**Goal**
Repeat exactly each line of the data provided below.
○ ○ ○
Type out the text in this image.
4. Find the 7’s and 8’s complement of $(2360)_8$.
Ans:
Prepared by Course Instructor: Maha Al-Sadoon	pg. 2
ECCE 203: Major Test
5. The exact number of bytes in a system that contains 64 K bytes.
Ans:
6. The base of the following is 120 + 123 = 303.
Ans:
○ ○ ○
**Result of this task**
Type out the text in this image.
4. Find the 7’s and 8’s complement of $(2360)_8$.
Ans:
Prepared by Course Instructor: Maha Al-Sadoon	pg. 2
ECCE 203: Major Test
5. The exact number of bytes in a system that contains 64 K bytes.
Ans:
6. The base of the following is 120 + 123 = 303.
Ans:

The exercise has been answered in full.